_Collected data_.
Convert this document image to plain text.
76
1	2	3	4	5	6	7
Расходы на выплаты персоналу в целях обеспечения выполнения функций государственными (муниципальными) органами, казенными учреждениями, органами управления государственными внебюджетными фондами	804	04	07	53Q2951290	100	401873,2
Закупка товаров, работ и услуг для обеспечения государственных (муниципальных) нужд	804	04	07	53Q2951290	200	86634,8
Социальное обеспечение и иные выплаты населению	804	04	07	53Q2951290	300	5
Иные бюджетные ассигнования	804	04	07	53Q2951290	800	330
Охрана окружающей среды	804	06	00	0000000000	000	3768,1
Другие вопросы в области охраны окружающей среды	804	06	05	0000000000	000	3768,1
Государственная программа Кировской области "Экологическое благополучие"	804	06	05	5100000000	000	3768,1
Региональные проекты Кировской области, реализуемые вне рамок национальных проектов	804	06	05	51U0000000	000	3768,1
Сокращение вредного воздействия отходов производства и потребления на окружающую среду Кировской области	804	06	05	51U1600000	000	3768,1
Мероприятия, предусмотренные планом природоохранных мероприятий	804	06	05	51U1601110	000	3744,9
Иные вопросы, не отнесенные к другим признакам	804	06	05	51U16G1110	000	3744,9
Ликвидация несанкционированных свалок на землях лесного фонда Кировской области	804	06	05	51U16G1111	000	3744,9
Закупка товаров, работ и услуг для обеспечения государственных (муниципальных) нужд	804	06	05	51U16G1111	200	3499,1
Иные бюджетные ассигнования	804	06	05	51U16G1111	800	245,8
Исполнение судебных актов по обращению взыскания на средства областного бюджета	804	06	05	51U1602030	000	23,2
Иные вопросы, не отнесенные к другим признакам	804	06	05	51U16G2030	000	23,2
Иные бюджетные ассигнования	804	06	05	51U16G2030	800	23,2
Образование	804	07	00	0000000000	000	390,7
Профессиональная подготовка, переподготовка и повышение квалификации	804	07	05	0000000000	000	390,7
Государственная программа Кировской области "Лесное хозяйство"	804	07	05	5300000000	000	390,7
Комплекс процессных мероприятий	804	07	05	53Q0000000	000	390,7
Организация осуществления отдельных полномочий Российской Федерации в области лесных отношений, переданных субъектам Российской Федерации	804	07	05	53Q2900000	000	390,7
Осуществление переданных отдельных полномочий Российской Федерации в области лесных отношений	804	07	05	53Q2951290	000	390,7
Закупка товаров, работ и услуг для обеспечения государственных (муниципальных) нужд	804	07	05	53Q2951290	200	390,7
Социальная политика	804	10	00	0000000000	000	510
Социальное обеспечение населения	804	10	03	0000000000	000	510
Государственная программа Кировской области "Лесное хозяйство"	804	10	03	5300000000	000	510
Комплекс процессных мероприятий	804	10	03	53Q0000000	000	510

_WRITTEN INSTRUCTION_.
Pull out the lines above in which the word "хозяйство" appears.

_CORRECT RESULT_.
Государственная программа Кировской области "Лесное хозяйство"	804	07	05	5300000000	000	390,7
Государственная программа Кировской области "Лесное хозяйство"	804	10	03	5300000000	000	510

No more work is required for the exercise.